— Start —
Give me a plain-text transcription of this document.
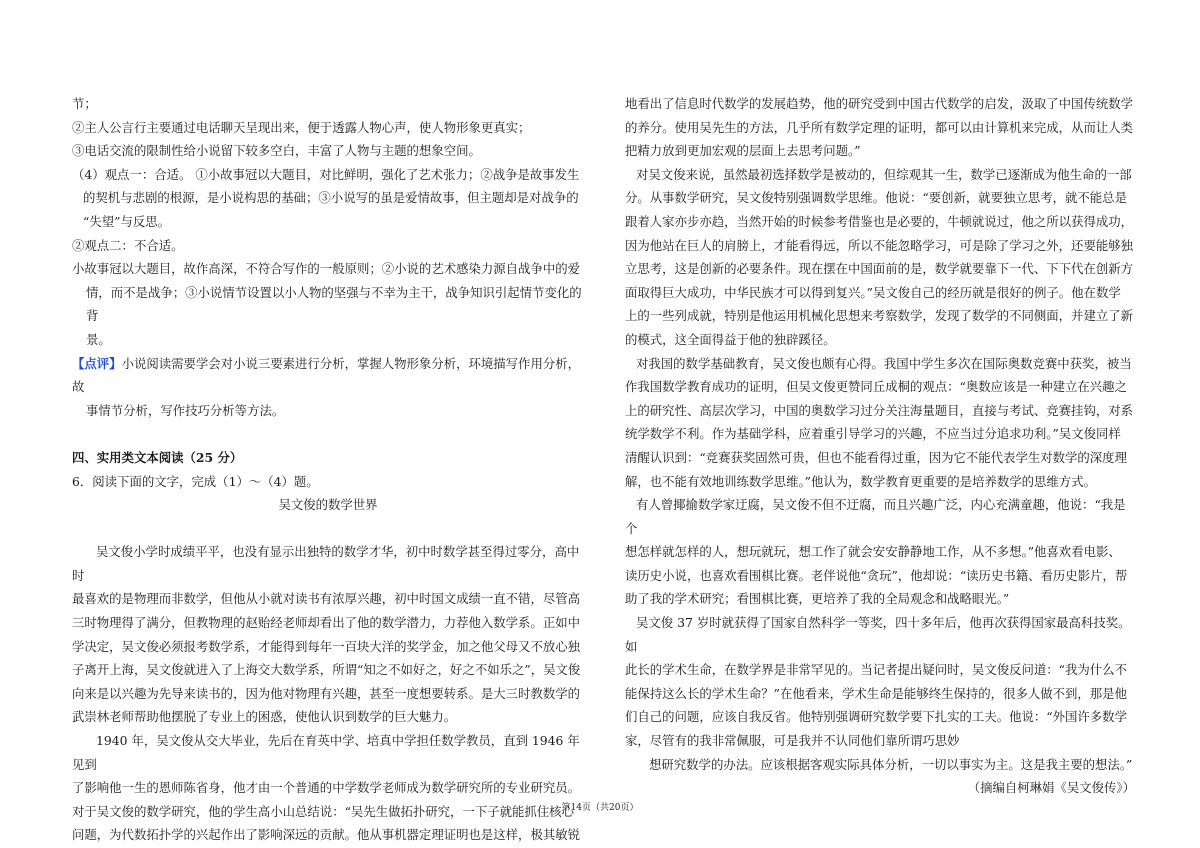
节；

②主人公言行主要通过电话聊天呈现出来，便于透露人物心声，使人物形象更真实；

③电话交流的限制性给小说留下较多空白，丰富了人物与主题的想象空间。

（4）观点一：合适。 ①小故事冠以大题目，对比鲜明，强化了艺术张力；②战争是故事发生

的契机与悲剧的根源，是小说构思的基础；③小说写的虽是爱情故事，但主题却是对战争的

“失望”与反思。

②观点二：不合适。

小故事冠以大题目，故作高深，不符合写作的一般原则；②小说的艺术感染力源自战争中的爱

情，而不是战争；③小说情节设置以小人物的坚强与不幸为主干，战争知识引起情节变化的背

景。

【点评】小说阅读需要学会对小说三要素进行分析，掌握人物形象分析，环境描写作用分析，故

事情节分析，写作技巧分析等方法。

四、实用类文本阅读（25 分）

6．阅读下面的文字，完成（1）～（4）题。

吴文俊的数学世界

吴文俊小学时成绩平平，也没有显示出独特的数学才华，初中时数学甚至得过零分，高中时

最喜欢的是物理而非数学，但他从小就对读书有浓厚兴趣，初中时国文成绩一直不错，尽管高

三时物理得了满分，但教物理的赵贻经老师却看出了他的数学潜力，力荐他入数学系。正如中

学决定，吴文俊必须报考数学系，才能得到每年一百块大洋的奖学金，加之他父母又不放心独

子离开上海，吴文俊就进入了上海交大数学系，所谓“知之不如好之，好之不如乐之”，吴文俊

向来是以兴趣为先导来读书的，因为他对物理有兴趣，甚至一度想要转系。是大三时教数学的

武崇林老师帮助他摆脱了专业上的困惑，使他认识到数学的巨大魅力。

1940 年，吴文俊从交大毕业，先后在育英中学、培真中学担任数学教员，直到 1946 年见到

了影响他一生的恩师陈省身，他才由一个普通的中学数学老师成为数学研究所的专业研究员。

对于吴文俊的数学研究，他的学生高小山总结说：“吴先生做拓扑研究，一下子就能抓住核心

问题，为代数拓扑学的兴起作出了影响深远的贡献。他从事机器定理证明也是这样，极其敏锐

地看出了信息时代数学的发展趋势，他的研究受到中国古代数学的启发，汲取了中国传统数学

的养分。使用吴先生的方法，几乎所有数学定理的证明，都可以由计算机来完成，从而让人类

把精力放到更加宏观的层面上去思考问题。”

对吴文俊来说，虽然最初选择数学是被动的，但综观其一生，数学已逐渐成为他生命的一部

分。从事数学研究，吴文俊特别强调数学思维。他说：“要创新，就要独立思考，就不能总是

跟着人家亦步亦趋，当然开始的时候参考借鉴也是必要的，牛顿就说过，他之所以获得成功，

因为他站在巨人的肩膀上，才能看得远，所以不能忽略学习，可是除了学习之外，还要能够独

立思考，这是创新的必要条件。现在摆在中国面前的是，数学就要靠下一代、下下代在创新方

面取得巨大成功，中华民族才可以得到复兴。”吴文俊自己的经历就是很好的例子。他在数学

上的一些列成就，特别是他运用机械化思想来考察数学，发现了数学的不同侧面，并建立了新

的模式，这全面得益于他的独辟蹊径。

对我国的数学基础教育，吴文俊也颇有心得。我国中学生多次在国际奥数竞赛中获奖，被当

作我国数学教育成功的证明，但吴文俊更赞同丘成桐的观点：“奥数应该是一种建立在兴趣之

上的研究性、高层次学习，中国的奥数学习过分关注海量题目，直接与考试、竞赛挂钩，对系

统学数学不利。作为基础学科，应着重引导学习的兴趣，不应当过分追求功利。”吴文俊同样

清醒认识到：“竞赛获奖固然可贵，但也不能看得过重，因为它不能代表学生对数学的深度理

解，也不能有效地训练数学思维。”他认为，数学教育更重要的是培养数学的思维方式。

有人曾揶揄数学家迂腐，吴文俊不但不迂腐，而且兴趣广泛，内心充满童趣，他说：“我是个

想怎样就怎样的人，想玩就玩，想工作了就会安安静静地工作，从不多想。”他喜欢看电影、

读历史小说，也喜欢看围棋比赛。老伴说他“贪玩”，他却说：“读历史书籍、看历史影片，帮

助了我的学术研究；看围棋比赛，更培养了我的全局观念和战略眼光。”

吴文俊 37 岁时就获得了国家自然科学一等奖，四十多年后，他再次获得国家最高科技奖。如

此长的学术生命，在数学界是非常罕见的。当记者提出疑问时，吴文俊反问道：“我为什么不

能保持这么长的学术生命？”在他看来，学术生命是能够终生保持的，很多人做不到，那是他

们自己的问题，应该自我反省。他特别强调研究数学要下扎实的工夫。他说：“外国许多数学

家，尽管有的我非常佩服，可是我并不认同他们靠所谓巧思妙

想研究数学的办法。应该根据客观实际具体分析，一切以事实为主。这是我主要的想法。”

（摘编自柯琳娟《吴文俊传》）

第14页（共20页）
— End —
— Start —
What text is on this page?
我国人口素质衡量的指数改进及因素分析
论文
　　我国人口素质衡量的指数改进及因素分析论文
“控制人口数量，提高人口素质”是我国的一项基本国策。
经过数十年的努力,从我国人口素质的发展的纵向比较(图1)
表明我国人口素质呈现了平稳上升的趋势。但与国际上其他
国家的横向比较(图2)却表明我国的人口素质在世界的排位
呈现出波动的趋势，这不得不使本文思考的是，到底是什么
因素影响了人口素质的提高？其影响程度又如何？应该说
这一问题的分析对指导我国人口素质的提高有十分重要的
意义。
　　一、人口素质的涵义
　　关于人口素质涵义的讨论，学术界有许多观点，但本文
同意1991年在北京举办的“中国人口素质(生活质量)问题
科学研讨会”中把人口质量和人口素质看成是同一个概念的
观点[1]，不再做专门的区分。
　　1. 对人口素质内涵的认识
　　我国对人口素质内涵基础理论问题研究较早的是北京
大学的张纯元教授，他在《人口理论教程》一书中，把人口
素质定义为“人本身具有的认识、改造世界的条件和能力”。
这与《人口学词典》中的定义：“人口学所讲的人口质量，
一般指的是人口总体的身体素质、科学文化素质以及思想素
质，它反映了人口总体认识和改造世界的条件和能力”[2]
— End —
Pull out all lines from the listing that contain the string "text".

--- Result below ---
Give me a plain-text transcription of this document.
What text is on this page?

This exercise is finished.